**Set exercise**
Below are some records; return each one exactly.

○ ○ ○ ○ ○

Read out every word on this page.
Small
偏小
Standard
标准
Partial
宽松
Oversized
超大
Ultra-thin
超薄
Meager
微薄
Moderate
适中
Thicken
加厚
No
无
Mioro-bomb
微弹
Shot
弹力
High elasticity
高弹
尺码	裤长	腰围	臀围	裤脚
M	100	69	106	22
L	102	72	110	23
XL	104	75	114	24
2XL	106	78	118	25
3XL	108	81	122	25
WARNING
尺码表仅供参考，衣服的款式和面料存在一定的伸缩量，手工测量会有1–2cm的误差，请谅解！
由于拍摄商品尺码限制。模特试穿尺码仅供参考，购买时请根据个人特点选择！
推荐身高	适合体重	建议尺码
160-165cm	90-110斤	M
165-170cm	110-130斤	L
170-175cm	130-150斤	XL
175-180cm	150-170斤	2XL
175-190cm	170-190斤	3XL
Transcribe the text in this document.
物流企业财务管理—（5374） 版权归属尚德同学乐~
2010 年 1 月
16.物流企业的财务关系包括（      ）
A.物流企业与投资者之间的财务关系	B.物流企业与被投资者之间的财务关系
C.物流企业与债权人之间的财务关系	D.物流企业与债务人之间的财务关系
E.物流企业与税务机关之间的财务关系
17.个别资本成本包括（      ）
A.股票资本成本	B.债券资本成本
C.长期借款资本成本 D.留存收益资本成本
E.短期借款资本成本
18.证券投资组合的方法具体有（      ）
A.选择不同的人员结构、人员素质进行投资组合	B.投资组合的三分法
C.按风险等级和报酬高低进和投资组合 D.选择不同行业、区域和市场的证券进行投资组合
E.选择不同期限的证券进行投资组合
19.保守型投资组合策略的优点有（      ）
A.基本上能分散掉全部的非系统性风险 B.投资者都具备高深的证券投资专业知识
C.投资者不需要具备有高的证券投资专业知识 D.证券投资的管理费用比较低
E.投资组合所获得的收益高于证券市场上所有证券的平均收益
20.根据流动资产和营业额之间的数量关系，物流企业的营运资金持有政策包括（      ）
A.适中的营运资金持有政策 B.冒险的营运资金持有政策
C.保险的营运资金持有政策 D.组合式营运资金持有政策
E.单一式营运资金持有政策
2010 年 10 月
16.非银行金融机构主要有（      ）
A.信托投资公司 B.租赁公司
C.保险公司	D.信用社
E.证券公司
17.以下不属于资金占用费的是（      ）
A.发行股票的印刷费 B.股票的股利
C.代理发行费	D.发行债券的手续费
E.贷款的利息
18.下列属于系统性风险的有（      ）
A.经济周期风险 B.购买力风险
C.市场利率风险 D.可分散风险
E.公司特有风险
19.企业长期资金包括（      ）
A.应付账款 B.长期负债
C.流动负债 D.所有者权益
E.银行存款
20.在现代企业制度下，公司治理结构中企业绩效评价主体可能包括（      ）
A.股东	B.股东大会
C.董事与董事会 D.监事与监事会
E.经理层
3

○ ○ ○ ○ ○

**Answer to this problem**
Read out every word on this page.
Small
偏小
Standard
标准
Partial
宽松
Oversized
超大
Ultra-thin
超薄
Meager
微薄
Moderate
适中
Thicken
加厚
No
无
Mioro-bomb
微弹
Shot
弹力
High elasticity
高弹
尺码	裤长	腰围	臀围	裤脚
M	100	69	106	22
L	102	72	110	23
XL	104	75	114	24
2XL	106	78	118	25
3XL	108	81	122	25
WARNING
尺码表仅供参考，衣服的款式和面料存在一定的伸缩量，手工测量会有1–2cm的误差，请谅解！
由于拍摄商品尺码限制。模特试穿尺码仅供参考，购买时请根据个人特点选择！
推荐身高	适合体重	建议尺码
160-165cm	90-110斤	M
165-170cm	110-130斤	L
170-175cm	130-150斤	XL
175-180cm	150-170斤	2XL
175-190cm	170-190斤	3XL
Transcribe the text in this document.
物流企业财务管理—（5374） 版权归属尚德同学乐~
2010 年 1 月
16.物流企业的财务关系包括（      ）
A.物流企业与投资者之间的财务关系	B.物流企业与被投资者之间的财务关系
C.物流企业与债权人之间的财务关系	D.物流企业与债务人之间的财务关系
E.物流企业与税务机关之间的财务关系
17.个别资本成本包括（      ）
A.股票资本成本	B.债券资本成本
C.长期借款资本成本 D.留存收益资本成本
E.短期借款资本成本
18.证券投资组合的方法具体有（      ）
A.选择不同的人员结构、人员素质进行投资组合	B.投资组合的三分法
C.按风险等级和报酬高低进和投资组合 D.选择不同行业、区域和市场的证券进行投资组合
E.选择不同期限的证券进行投资组合
19.保守型投资组合策略的优点有（      ）
A.基本上能分散掉全部的非系统性风险 B.投资者都具备高深的证券投资专业知识
C.投资者不需要具备有高的证券投资专业知识 D.证券投资的管理费用比较低
E.投资组合所获得的收益高于证券市场上所有证券的平均收益
20.根据流动资产和营业额之间的数量关系，物流企业的营运资金持有政策包括（      ）
A.适中的营运资金持有政策 B.冒险的营运资金持有政策
C.保险的营运资金持有政策 D.组合式营运资金持有政策
E.单一式营运资金持有政策
2010 年 10 月
16.非银行金融机构主要有（      ）
A.信托投资公司 B.租赁公司
C.保险公司	D.信用社
E.证券公司
17.以下不属于资金占用费的是（      ）
A.发行股票的印刷费 B.股票的股利
C.代理发行费	D.发行债券的手续费
E.贷款的利息
18.下列属于系统性风险的有（      ）
A.经济周期风险 B.购买力风险
C.市场利率风险 D.可分散风险
E.公司特有风险
19.企业长期资金包括（      ）
A.应付账款 B.长期负债
C.流动负债 D.所有者权益
E.银行存款
20.在现代企业制度下，公司治理结构中企业绩效评价主体可能包括（      ）
A.股东	B.股东大会
C.董事与董事会 D.监事与监事会
E.经理层
3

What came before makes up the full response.